WORK TO BE COMPLETED:
Which lines hold the word "Corinthians"? Show each of them.

DATA ROWS:
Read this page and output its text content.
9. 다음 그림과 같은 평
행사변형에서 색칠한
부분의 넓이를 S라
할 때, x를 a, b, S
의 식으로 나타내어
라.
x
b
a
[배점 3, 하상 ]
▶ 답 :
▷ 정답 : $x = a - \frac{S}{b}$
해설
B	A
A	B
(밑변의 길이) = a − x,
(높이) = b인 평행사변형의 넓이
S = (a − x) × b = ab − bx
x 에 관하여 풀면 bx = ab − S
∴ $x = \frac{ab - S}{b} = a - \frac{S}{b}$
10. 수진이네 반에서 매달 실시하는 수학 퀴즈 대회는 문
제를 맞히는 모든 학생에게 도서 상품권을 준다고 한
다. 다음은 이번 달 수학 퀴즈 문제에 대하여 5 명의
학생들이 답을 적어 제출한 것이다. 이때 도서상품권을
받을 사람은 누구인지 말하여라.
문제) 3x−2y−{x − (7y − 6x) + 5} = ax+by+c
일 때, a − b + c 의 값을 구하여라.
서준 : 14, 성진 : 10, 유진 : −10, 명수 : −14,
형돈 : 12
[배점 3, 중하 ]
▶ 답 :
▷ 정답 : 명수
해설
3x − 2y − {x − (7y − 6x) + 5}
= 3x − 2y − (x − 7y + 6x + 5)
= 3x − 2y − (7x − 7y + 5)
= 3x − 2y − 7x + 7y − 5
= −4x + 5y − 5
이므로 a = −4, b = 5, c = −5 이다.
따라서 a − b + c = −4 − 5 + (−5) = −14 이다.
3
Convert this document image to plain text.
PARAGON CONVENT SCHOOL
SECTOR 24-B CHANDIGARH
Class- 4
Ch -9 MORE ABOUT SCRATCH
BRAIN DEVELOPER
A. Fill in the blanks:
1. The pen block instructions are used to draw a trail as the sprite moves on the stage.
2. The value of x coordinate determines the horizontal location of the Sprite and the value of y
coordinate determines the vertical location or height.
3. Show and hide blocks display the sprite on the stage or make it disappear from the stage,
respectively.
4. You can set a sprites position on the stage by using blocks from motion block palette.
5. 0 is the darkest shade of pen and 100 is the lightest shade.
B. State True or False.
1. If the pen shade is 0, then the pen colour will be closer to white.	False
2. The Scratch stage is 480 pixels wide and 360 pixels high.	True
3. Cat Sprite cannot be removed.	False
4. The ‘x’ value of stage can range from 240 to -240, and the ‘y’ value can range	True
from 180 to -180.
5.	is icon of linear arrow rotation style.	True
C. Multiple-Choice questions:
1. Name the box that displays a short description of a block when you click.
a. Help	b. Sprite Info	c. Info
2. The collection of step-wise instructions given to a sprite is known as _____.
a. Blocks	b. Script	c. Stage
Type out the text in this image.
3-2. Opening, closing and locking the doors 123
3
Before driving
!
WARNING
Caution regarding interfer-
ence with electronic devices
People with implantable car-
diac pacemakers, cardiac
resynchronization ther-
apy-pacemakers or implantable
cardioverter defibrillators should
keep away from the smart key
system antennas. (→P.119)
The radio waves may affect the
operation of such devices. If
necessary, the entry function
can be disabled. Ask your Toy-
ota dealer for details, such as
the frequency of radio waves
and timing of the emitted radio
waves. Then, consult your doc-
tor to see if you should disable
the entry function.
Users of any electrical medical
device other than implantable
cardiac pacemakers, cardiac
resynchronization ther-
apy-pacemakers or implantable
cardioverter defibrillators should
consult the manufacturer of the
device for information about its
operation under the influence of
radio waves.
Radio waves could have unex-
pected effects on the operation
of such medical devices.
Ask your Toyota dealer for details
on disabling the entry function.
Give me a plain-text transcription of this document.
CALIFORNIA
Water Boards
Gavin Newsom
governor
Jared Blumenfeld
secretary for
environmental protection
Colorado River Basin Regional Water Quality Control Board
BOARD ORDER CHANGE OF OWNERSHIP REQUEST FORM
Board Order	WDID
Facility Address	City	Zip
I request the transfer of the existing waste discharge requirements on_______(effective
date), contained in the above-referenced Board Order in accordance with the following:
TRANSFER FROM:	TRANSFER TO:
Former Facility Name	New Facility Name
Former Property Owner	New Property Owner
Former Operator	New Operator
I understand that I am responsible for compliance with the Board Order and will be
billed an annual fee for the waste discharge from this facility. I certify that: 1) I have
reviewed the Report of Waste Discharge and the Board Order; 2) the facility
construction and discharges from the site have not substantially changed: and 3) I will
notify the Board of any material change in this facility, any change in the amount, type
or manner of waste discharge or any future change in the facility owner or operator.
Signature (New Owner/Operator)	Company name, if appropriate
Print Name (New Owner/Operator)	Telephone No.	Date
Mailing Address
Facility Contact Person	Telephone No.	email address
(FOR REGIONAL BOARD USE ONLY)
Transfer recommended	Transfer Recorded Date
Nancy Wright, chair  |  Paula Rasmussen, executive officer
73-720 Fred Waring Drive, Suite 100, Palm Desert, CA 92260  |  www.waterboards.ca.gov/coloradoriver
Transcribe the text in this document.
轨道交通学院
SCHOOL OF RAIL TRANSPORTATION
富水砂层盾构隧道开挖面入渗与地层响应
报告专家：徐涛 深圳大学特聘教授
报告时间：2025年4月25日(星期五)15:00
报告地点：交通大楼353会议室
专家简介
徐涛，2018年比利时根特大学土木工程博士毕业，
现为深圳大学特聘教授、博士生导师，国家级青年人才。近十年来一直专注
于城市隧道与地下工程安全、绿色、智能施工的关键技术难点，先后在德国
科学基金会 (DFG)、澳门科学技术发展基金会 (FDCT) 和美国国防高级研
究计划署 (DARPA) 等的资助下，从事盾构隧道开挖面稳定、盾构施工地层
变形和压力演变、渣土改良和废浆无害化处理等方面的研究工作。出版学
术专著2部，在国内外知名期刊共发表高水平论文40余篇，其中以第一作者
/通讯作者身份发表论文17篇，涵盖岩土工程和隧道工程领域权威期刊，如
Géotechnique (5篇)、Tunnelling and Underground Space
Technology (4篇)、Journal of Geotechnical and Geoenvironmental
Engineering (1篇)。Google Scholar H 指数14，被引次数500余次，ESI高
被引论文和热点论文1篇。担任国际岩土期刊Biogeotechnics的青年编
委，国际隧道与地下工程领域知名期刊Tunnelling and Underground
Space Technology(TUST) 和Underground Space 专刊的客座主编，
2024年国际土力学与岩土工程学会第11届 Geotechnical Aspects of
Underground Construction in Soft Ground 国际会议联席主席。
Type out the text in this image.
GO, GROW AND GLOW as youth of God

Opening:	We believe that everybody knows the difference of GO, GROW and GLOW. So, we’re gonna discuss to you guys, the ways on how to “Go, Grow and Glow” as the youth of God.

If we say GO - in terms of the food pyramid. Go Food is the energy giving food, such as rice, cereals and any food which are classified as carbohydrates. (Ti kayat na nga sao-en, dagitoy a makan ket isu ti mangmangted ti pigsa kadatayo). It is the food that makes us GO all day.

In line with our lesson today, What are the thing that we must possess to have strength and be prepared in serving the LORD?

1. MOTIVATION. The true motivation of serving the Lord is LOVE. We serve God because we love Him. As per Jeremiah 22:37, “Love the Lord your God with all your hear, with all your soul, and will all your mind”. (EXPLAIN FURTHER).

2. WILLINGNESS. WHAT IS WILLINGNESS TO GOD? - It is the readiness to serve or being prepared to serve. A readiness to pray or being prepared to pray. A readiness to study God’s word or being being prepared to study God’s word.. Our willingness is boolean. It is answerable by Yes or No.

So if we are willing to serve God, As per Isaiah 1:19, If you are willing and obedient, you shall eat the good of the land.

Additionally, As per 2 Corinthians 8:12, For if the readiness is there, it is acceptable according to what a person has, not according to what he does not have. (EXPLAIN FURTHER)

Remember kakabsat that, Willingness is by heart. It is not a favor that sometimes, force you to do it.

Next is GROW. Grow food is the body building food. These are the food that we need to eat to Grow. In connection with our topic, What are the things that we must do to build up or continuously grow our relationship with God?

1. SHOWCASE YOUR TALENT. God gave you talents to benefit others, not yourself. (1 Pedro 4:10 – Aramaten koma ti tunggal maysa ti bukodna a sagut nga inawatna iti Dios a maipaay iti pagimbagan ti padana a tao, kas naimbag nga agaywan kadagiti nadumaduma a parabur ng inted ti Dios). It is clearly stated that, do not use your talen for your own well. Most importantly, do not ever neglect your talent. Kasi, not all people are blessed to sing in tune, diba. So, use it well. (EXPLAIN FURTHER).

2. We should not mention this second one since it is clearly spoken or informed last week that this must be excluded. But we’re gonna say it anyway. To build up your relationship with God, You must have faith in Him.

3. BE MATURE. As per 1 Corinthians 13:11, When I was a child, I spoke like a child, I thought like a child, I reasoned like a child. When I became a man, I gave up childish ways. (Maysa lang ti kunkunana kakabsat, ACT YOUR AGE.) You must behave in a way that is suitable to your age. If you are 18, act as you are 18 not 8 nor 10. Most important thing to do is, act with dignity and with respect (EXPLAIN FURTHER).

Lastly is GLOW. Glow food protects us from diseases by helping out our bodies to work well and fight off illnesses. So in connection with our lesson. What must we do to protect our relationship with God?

REPLY:
Additionally, As per 2 Corinthians 8:12, For if the readiness is there, it is acceptable according to what a person has, not according to what he does not have. (EXPLAIN FURTHER)
3. BE MATURE. As per 1 Corinthians 13:11, When I was a child, I spoke like a child, I thought like a child, I reasoned like a child. When I became a man, I gave up childish ways. (Maysa lang ti kunkunana kakabsat, ACT YOUR AGE.) You must behave in a way that is suitable to your age. If you are 18, act as you are 18 not 8 nor 10. Most important thing to do is, act with dignity and with respect (EXPLAIN FURTHER).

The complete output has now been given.